● **EXERCISE PROMPT**: Would you transcribe all of the data exactly, down to the last character?

Dataset items:
-*-*-

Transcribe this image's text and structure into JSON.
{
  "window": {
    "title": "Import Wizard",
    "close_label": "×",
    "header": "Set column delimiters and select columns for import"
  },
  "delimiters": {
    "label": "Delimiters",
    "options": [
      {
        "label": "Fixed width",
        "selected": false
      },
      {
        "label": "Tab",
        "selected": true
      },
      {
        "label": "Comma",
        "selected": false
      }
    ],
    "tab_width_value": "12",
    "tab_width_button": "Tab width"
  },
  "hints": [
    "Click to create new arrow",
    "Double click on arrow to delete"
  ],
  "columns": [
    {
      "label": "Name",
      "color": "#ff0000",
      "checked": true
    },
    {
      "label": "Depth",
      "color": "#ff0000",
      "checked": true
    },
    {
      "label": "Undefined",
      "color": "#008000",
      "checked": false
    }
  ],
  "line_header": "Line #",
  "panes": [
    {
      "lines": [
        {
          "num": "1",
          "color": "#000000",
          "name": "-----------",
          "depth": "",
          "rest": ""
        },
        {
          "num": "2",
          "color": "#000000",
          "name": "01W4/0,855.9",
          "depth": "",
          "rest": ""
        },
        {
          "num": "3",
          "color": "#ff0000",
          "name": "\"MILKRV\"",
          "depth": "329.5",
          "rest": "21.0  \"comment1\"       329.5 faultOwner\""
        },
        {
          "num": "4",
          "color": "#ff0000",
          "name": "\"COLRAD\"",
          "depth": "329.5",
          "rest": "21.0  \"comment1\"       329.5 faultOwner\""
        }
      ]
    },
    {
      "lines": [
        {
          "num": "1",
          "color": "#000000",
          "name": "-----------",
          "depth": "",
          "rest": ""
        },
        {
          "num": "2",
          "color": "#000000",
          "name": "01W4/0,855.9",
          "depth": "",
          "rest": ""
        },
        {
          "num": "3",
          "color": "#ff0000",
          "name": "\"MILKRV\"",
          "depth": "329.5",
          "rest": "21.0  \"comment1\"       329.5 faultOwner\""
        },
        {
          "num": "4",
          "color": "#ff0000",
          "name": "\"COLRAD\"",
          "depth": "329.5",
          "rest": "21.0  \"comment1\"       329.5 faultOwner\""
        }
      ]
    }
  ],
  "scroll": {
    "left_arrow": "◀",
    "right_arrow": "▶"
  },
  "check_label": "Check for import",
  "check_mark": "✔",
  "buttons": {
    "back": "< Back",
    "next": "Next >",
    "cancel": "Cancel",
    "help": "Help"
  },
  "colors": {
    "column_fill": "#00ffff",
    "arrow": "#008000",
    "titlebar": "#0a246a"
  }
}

-*-*-

● **RESULT**:
Transcribe this image's text and structure into JSON.
{
  "window": {
    "title": "Import Wizard",
    "close_label": "×",
    "header": "Set column delimiters and select columns for import"
  },
  "delimiters": {
    "label": "Delimiters",
    "options": [
      {
        "label": "Fixed width",
        "selected": false
      },
      {
        "label": "Tab",
        "selected": true
      },
      {
        "label": "Comma",
        "selected": false
      }
    ],
    "tab_width_value": "12",
    "tab_width_button": "Tab width"
  },
  "hints": [
    "Click to create new arrow",
    "Double click on arrow to delete"
  ],
  "columns": [
    {
      "label": "Name",
      "color": "#ff0000",
      "checked": true
    },
    {
      "label": "Depth",
      "color": "#ff0000",
      "checked": true
    },
    {
      "label": "Undefined",
      "color": "#008000",
      "checked": false
    }
  ],
  "line_header": "Line #",
  "panes": [
    {
      "lines": [
        {
          "num": "1",
          "color": "#000000",
          "name": "-----------",
          "depth": "",
          "rest": ""
        },
        {
          "num": "2",
          "color": "#000000",
          "name": "01W4/0,855.9",
          "depth": "",
          "rest": ""
        },
        {
          "num": "3",
          "color": "#ff0000",
          "name": "\"MILKRV\"",
          "depth": "329.5",
          "rest": "21.0  \"comment1\"       329.5 faultOwner\""
        },
        {
          "num": "4",
          "color": "#ff0000",
          "name": "\"COLRAD\"",
          "depth": "329.5",
          "rest": "21.0  \"comment1\"       329.5 faultOwner\""
        }
      ]
    },
    {
      "lines": [
        {
          "num": "1",
          "color": "#000000",
          "name": "-----------",
          "depth": "",
          "rest": ""
        },
        {
          "num": "2",
          "color": "#000000",
          "name": "01W4/0,855.9",
          "depth": "",
          "rest": ""
        },
        {
          "num": "3",
          "color": "#ff0000",
          "name": "\"MILKRV\"",
          "depth": "329.5",
          "rest": "21.0  \"comment1\"       329.5 faultOwner\""
        },
        {
          "num": "4",
          "color": "#ff0000",
          "name": "\"COLRAD\"",
          "depth": "329.5",
          "rest": "21.0  \"comment1\"       329.5 faultOwner\""
        }
      ]
    }
  ],
  "scroll": {
    "left_arrow": "◀",
    "right_arrow": "▶"
  },
  "check_label": "Check for import",
  "check_mark": "✔",
  "buttons": {
    "back": "< Back",
    "next": "Next >",
    "cancel": "Cancel",
    "help": "Help"
  },
  "colors": {
    "column_fill": "#00ffff",
    "arrow": "#008000",
    "titlebar": "#0a246a"
  }
}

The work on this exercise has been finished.